Dataset items
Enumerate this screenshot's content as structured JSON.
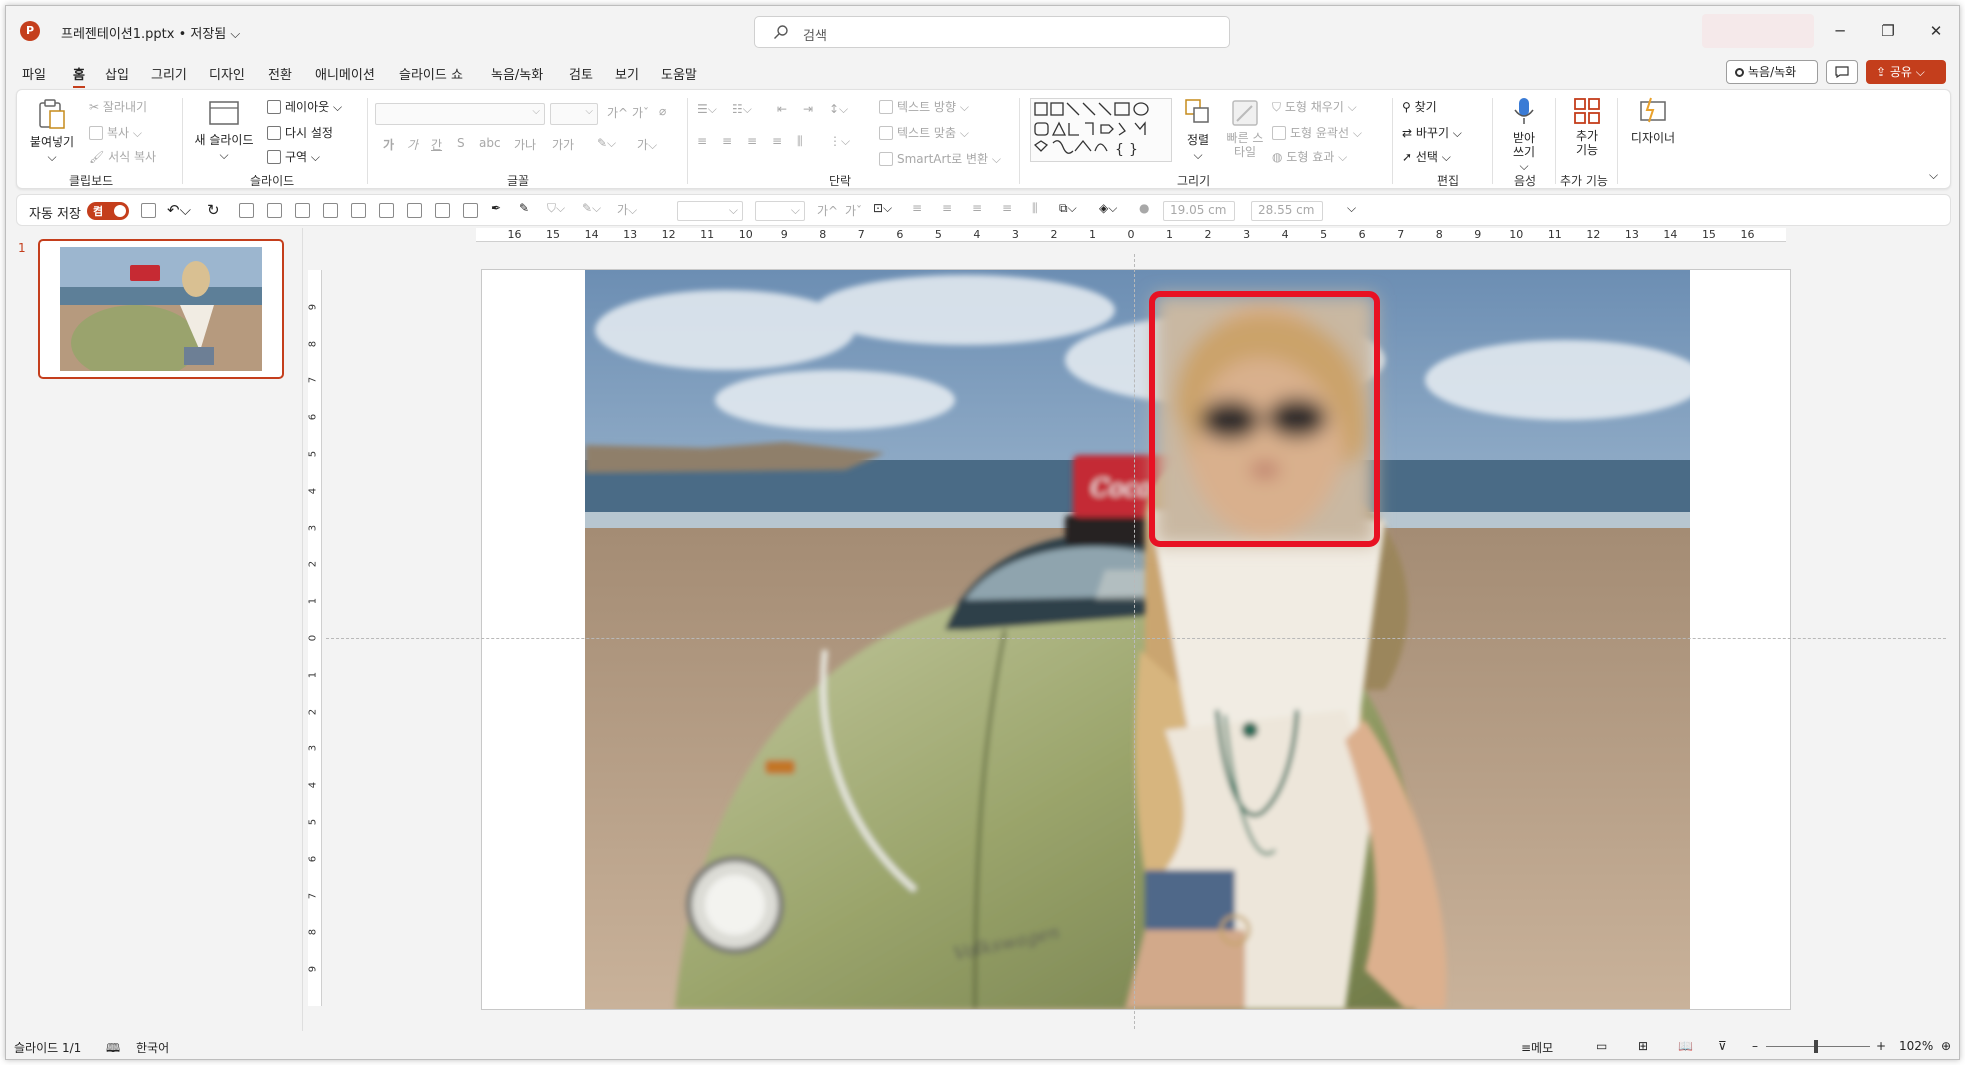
{
  "app": {
    "logo_letter": "P",
    "doc_title": "프레젠테이션1.pptx • 저장됨 ⌵"
  },
  "search": {
    "placeholder": "검색"
  },
  "window_buttons": {
    "minimize": "─",
    "restore": "❐",
    "close": "✕"
  },
  "menu_tabs": [
    "파일",
    "홈",
    "삽입",
    "그리기",
    "디자인",
    "전환",
    "애니메이션",
    "슬라이드 쇼",
    "녹음/녹화",
    "검토",
    "보기",
    "도움말"
  ],
  "active_tab": "홈",
  "top_right": {
    "record_label": "녹음/녹화",
    "comment_icon": "comment-icon",
    "share_label": "공유 ⌵"
  },
  "ribbon": {
    "clipboard": {
      "paste": "붙여넣기",
      "cut": "잘라내기",
      "copy": "복사",
      "format_painter": "서식 복사",
      "label": "클립보드"
    },
    "slides": {
      "new_slide": "새 슬라이드",
      "layout": "레이아웃 ⌵",
      "reset": "다시 설정",
      "section": "구역 ⌵",
      "label": "슬라이드"
    },
    "font": {
      "label": "글꼴",
      "grow": "가^",
      "shrink": "가ˇ",
      "bold": "가",
      "italic": "가",
      "underline": "간",
      "strike": "S",
      "spacing": "가나",
      "case": "가가"
    },
    "paragraph": {
      "label": "단락",
      "text_direction": "텍스트 방향 ⌵",
      "align_text": "텍스트 맞춤 ⌵",
      "smartart": "SmartArt로 변환 ⌵"
    },
    "drawing": {
      "label": "그리기",
      "arrange": "정렬",
      "quick_styles": "빠른 스타일",
      "fill": "도형 채우기 ⌵",
      "outline": "도형 윤곽선 ⌵",
      "effects": "도형 효과 ⌵"
    },
    "editing": {
      "label": "편집",
      "find": "찾기",
      "replace": "바꾸기 ⌵",
      "select": "선택 ⌵"
    },
    "voice": {
      "label": "음성",
      "dictate": "받아 쓰기 ⌵"
    },
    "addins": {
      "label": "추가 기능",
      "addins": "추가 기능"
    },
    "designer": {
      "label": "디자이너"
    }
  },
  "qat": {
    "autosave_label": "자동 저장",
    "autosave_state": "켬",
    "width_value": "19.05 cm",
    "height_value": "28.55 cm"
  },
  "thumbnail": {
    "number": "1"
  },
  "ruler": {
    "h_ticks": [
      "16",
      "15",
      "14",
      "13",
      "12",
      "11",
      "10",
      "9",
      "8",
      "7",
      "6",
      "5",
      "4",
      "3",
      "2",
      "1",
      "0",
      "1",
      "2",
      "3",
      "4",
      "5",
      "6",
      "7",
      "8",
      "9",
      "10",
      "11",
      "12",
      "13",
      "14",
      "15",
      "16"
    ],
    "v_ticks": [
      "9",
      "8",
      "7",
      "6",
      "5",
      "4",
      "3",
      "2",
      "1",
      "0",
      "1",
      "2",
      "3",
      "4",
      "5",
      "6",
      "7",
      "8",
      "9"
    ]
  },
  "photo": {
    "brand_text": "Coca-Cola"
  },
  "status": {
    "slide_info": "슬라이드 1/1",
    "language": "한국어",
    "notes": "≡메모",
    "zoom": "102%",
    "zoom_minus": "–",
    "zoom_plus": "+"
  },
  "colors": {
    "accent": "#c43e1c",
    "selection": "#e81123"
  }
}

## What needs to be done:
Leave out the pictures and output the rest of the material exactly as written.

## Result of this exercise:
Enumerate this screenshot's content as structured JSON.
{
  "app": {
    "logo_letter": "P",
    "doc_title": "프레젠테이션1.pptx • 저장됨 ⌵"
  },
  "search": {
    "placeholder": "검색"
  },
  "window_buttons": {
    "minimize": "─",
    "restore": "❐",
    "close": "✕"
  },
  "menu_tabs": [
    "파일",
    "홈",
    "삽입",
    "그리기",
    "디자인",
    "전환",
    "애니메이션",
    "슬라이드 쇼",
    "녹음/녹화",
    "검토",
    "보기",
    "도움말"
  ],
  "active_tab": "홈",
  "top_right": {
    "record_label": "녹음/녹화",
    "comment_icon": "comment-icon",
    "share_label": "공유 ⌵"
  },
  "ribbon": {
    "clipboard": {
      "paste": "붙여넣기",
      "cut": "잘라내기",
      "copy": "복사",
      "format_painter": "서식 복사",
      "label": "클립보드"
    },
    "slides": {
      "new_slide": "새 슬라이드",
      "layout": "레이아웃 ⌵",
      "reset": "다시 설정",
      "section": "구역 ⌵",
      "label": "슬라이드"
    },
    "font": {
      "label": "글꼴",
      "grow": "가^",
      "shrink": "가ˇ",
      "bold": "가",
      "italic": "가",
      "underline": "간",
      "strike": "S",
      "spacing": "가나",
      "case": "가가"
    },
    "paragraph": {
      "label": "단락",
      "text_direction": "텍스트 방향 ⌵",
      "align_text": "텍스트 맞춤 ⌵",
      "smartart": "SmartArt로 변환 ⌵"
    },
    "drawing": {
      "label": "그리기",
      "arrange": "정렬",
      "quick_styles": "빠른 스타일",
      "fill": "도형 채우기 ⌵",
      "outline": "도형 윤곽선 ⌵",
      "effects": "도형 효과 ⌵"
    },
    "editing": {
      "label": "편집",
      "find": "찾기",
      "replace": "바꾸기 ⌵",
      "select": "선택 ⌵"
    },
    "voice": {
      "label": "음성",
      "dictate": "받아 쓰기 ⌵"
    },
    "addins": {
      "label": "추가 기능",
      "addins": "추가 기능"
    },
    "designer": {
      "label": "디자이너"
    }
  },
  "qat": {
    "autosave_label": "자동 저장",
    "autosave_state": "켬",
    "width_value": "19.05 cm",
    "height_value": "28.55 cm"
  },
  "thumbnail": {
    "number": "1"
  },
  "ruler": {
    "h_ticks": [
      "16",
      "15",
      "14",
      "13",
      "12",
      "11",
      "10",
      "9",
      "8",
      "7",
      "6",
      "5",
      "4",
      "3",
      "2",
      "1",
      "0",
      "1",
      "2",
      "3",
      "4",
      "5",
      "6",
      "7",
      "8",
      "9",
      "10",
      "11",
      "12",
      "13",
      "14",
      "15",
      "16"
    ],
    "v_ticks": [
      "9",
      "8",
      "7",
      "6",
      "5",
      "4",
      "3",
      "2",
      "1",
      "0",
      "1",
      "2",
      "3",
      "4",
      "5",
      "6",
      "7",
      "8",
      "9"
    ]
  },
  "photo": {
    "brand_text": "Coca-Cola"
  },
  "status": {
    "slide_info": "슬라이드 1/1",
    "language": "한국어",
    "notes": "≡메모",
    "zoom": "102%",
    "zoom_minus": "–",
    "zoom_plus": "+"
  },
  "colors": {
    "accent": "#c43e1c",
    "selection": "#e81123"
  }
}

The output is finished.